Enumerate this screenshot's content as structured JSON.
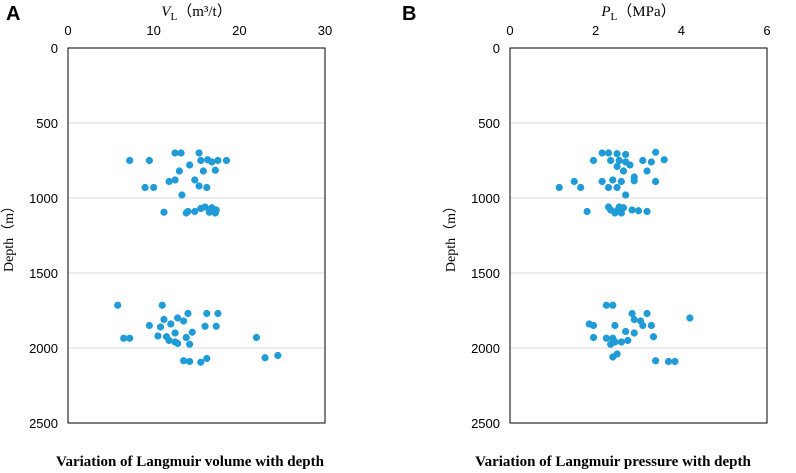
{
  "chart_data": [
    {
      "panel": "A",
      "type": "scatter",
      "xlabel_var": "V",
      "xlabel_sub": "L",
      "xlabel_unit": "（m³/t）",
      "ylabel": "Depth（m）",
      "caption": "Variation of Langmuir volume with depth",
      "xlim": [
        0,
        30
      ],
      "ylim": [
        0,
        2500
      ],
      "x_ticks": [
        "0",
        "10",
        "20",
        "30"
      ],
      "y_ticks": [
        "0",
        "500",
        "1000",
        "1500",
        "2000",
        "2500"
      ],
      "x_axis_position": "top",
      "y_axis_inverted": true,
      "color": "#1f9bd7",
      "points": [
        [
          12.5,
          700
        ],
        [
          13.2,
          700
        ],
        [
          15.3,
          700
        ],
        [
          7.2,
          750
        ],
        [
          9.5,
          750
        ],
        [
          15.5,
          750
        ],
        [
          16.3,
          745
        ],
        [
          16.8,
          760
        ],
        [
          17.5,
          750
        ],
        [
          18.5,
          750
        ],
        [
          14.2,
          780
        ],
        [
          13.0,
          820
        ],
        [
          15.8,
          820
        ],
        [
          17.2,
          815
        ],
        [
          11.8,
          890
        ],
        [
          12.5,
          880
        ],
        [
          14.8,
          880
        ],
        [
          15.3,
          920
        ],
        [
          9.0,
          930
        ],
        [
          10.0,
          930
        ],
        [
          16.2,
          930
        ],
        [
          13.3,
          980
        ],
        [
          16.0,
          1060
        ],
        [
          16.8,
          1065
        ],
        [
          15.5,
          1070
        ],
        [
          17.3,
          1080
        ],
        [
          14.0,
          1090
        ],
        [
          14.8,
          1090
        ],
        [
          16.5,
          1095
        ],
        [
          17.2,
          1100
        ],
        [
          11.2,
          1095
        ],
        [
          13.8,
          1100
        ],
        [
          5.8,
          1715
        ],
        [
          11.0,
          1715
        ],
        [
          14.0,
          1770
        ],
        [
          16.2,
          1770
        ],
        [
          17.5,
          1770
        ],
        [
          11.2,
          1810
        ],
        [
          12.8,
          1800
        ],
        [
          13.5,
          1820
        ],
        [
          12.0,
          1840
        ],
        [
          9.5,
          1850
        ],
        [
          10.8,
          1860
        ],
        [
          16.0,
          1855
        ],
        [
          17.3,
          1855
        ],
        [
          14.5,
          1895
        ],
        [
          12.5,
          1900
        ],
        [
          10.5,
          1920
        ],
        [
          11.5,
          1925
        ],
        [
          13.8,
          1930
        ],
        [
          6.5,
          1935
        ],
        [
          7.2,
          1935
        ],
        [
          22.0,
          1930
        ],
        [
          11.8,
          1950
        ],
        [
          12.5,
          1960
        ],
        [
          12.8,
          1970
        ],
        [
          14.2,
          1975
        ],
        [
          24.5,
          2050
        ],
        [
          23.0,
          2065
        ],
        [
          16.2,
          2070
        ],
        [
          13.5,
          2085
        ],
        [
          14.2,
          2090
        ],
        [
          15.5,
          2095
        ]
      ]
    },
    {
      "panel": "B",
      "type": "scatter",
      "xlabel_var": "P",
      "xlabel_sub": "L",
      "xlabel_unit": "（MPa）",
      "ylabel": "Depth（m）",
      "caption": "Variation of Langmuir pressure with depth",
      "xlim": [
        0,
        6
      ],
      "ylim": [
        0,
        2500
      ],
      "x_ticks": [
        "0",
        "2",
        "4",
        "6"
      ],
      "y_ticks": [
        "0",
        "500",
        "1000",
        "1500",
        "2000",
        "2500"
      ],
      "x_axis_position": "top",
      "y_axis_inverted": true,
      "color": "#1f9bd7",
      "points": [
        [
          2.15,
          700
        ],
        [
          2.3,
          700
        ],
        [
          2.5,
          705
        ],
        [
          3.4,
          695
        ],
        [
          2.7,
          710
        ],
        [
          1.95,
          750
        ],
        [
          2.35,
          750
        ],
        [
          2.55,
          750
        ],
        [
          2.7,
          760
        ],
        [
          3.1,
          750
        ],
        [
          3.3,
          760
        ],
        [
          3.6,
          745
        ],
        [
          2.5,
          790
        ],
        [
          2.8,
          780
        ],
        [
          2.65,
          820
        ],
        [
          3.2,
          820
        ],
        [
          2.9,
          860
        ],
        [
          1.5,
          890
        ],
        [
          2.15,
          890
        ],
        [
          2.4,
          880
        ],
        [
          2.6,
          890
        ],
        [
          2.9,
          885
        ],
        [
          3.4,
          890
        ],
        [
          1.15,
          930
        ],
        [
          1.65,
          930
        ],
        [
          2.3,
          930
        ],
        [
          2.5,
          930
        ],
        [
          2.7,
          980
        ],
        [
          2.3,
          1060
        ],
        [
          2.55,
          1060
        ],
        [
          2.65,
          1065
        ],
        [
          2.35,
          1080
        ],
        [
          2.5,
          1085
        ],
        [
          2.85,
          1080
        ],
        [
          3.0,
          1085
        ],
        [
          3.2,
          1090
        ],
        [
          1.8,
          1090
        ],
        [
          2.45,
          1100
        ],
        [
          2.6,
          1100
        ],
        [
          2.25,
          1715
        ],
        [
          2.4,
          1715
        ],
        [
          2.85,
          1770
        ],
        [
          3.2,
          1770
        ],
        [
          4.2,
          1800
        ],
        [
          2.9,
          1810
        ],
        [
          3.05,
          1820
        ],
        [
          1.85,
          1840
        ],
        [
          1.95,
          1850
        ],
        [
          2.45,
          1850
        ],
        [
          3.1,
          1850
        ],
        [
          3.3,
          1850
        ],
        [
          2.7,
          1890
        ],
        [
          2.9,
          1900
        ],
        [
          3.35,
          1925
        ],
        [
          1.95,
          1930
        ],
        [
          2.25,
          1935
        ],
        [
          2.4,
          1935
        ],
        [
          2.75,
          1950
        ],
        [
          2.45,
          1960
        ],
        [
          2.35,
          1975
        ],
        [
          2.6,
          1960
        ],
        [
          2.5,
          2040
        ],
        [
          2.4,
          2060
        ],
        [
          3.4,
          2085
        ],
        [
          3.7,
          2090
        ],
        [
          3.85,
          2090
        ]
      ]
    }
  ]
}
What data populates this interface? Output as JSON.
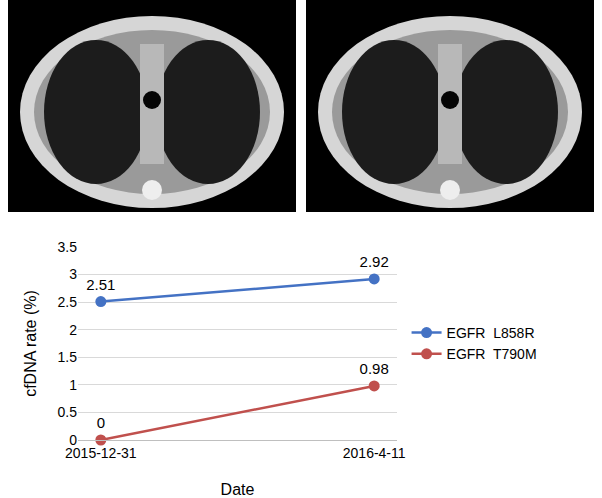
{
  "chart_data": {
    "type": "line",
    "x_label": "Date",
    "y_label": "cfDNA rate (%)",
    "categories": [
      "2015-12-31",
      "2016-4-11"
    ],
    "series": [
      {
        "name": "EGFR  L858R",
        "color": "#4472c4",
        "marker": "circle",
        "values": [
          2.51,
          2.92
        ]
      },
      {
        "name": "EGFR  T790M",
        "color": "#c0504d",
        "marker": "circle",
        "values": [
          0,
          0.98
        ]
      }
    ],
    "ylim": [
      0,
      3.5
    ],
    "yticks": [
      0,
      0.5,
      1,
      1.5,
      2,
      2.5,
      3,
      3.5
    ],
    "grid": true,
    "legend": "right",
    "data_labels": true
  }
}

───

DO THIS: Repeat the records in full, exactly as they appear, without the pictures.

PROBLEM SOLUTION:
Enumerate this screenshot's content as structured JSON.
{
  "chart_data": [
    {
      "panel": "A",
      "type": "scatter",
      "xlabel_var": "V",
      "xlabel_sub": "L",
      "xlabel_unit": "（m³/t）",
      "ylabel": "Depth（m）",
      "caption": "Variation of Langmuir volume with depth",
      "xlim": [
        0,
        30
      ],
      "ylim": [
        0,
        2500
      ],
      "x_ticks": [
        "0",
        "10",
        "20",
        "30"
      ],
      "y_ticks": [
        "0",
        "500",
        "1000",
        "1500",
        "2000",
        "2500"
      ],
      "x_axis_position": "top",
      "y_axis_inverted": true,
      "color": "#1f9bd7",
      "points": [
        [
          12.5,
          700
        ],
        [
          13.2,
          700
        ],
        [
          15.3,
          700
        ],
        [
          7.2,
          750
        ],
        [
          9.5,
          750
        ],
        [
          15.5,
          750
        ],
        [
          16.3,
          745
        ],
        [
          16.8,
          760
        ],
        [
          17.5,
          750
        ],
        [
          18.5,
          750
        ],
        [
          14.2,
          780
        ],
        [
          13.0,
          820
        ],
        [
          15.8,
          820
        ],
        [
          17.2,
          815
        ],
        [
          11.8,
          890
        ],
        [
          12.5,
          880
        ],
        [
          14.8,
          880
        ],
        [
          15.3,
          920
        ],
        [
          9.0,
          930
        ],
        [
          10.0,
          930
        ],
        [
          16.2,
          930
        ],
        [
          13.3,
          980
        ],
        [
          16.0,
          1060
        ],
        [
          16.8,
          1065
        ],
        [
          15.5,
          1070
        ],
        [
          17.3,
          1080
        ],
        [
          14.0,
          1090
        ],
        [
          14.8,
          1090
        ],
        [
          16.5,
          1095
        ],
        [
          17.2,
          1100
        ],
        [
          11.2,
          1095
        ],
        [
          13.8,
          1100
        ],
        [
          5.8,
          1715
        ],
        [
          11.0,
          1715
        ],
        [
          14.0,
          1770
        ],
        [
          16.2,
          1770
        ],
        [
          17.5,
          1770
        ],
        [
          11.2,
          1810
        ],
        [
          12.8,
          1800
        ],
        [
          13.5,
          1820
        ],
        [
          12.0,
          1840
        ],
        [
          9.5,
          1850
        ],
        [
          10.8,
          1860
        ],
        [
          16.0,
          1855
        ],
        [
          17.3,
          1855
        ],
        [
          14.5,
          1895
        ],
        [
          12.5,
          1900
        ],
        [
          10.5,
          1920
        ],
        [
          11.5,
          1925
        ],
        [
          13.8,
          1930
        ],
        [
          6.5,
          1935
        ],
        [
          7.2,
          1935
        ],
        [
          22.0,
          1930
        ],
        [
          11.8,
          1950
        ],
        [
          12.5,
          1960
        ],
        [
          12.8,
          1970
        ],
        [
          14.2,
          1975
        ],
        [
          24.5,
          2050
        ],
        [
          23.0,
          2065
        ],
        [
          16.2,
          2070
        ],
        [
          13.5,
          2085
        ],
        [
          14.2,
          2090
        ],
        [
          15.5,
          2095
        ]
      ]
    },
    {
      "panel": "B",
      "type": "scatter",
      "xlabel_var": "P",
      "xlabel_sub": "L",
      "xlabel_unit": "（MPa）",
      "ylabel": "Depth（m）",
      "caption": "Variation of Langmuir pressure with depth",
      "xlim": [
        0,
        6
      ],
      "ylim": [
        0,
        2500
      ],
      "x_ticks": [
        "0",
        "2",
        "4",
        "6"
      ],
      "y_ticks": [
        "0",
        "500",
        "1000",
        "1500",
        "2000",
        "2500"
      ],
      "x_axis_position": "top",
      "y_axis_inverted": true,
      "color": "#1f9bd7",
      "points": [
        [
          2.15,
          700
        ],
        [
          2.3,
          700
        ],
        [
          2.5,
          705
        ],
        [
          3.4,
          695
        ],
        [
          2.7,
          710
        ],
        [
          1.95,
          750
        ],
        [
          2.35,
          750
        ],
        [
          2.55,
          750
        ],
        [
          2.7,
          760
        ],
        [
          3.1,
          750
        ],
        [
          3.3,
          760
        ],
        [
          3.6,
          745
        ],
        [
          2.5,
          790
        ],
        [
          2.8,
          780
        ],
        [
          2.65,
          820
        ],
        [
          3.2,
          820
        ],
        [
          2.9,
          860
        ],
        [
          1.5,
          890
        ],
        [
          2.15,
          890
        ],
        [
          2.4,
          880
        ],
        [
          2.6,
          890
        ],
        [
          2.9,
          885
        ],
        [
          3.4,
          890
        ],
        [
          1.15,
          930
        ],
        [
          1.65,
          930
        ],
        [
          2.3,
          930
        ],
        [
          2.5,
          930
        ],
        [
          2.7,
          980
        ],
        [
          2.3,
          1060
        ],
        [
          2.55,
          1060
        ],
        [
          2.65,
          1065
        ],
        [
          2.35,
          1080
        ],
        [
          2.5,
          1085
        ],
        [
          2.85,
          1080
        ],
        [
          3.0,
          1085
        ],
        [
          3.2,
          1090
        ],
        [
          1.8,
          1090
        ],
        [
          2.45,
          1100
        ],
        [
          2.6,
          1100
        ],
        [
          2.25,
          1715
        ],
        [
          2.4,
          1715
        ],
        [
          2.85,
          1770
        ],
        [
          3.2,
          1770
        ],
        [
          4.2,
          1800
        ],
        [
          2.9,
          1810
        ],
        [
          3.05,
          1820
        ],
        [
          1.85,
          1840
        ],
        [
          1.95,
          1850
        ],
        [
          2.45,
          1850
        ],
        [
          3.1,
          1850
        ],
        [
          3.3,
          1850
        ],
        [
          2.7,
          1890
        ],
        [
          2.9,
          1900
        ],
        [
          3.35,
          1925
        ],
        [
          1.95,
          1930
        ],
        [
          2.25,
          1935
        ],
        [
          2.4,
          1935
        ],
        [
          2.75,
          1950
        ],
        [
          2.45,
          1960
        ],
        [
          2.35,
          1975
        ],
        [
          2.6,
          1960
        ],
        [
          2.5,
          2040
        ],
        [
          2.4,
          2060
        ],
        [
          3.4,
          2085
        ],
        [
          3.7,
          2090
        ],
        [
          3.85,
          2090
        ]
      ]
    }
  ]
}
What data populates this interface? Output as JSON.
{
  "chart_data": {
    "type": "line",
    "x_label": "Date",
    "y_label": "cfDNA rate (%)",
    "categories": [
      "2015-12-31",
      "2016-4-11"
    ],
    "series": [
      {
        "name": "EGFR  L858R",
        "color": "#4472c4",
        "marker": "circle",
        "values": [
          2.51,
          2.92
        ]
      },
      {
        "name": "EGFR  T790M",
        "color": "#c0504d",
        "marker": "circle",
        "values": [
          0,
          0.98
        ]
      }
    ],
    "ylim": [
      0,
      3.5
    ],
    "yticks": [
      0,
      0.5,
      1,
      1.5,
      2,
      2.5,
      3,
      3.5
    ],
    "grid": true,
    "legend": "right",
    "data_labels": true
  }
}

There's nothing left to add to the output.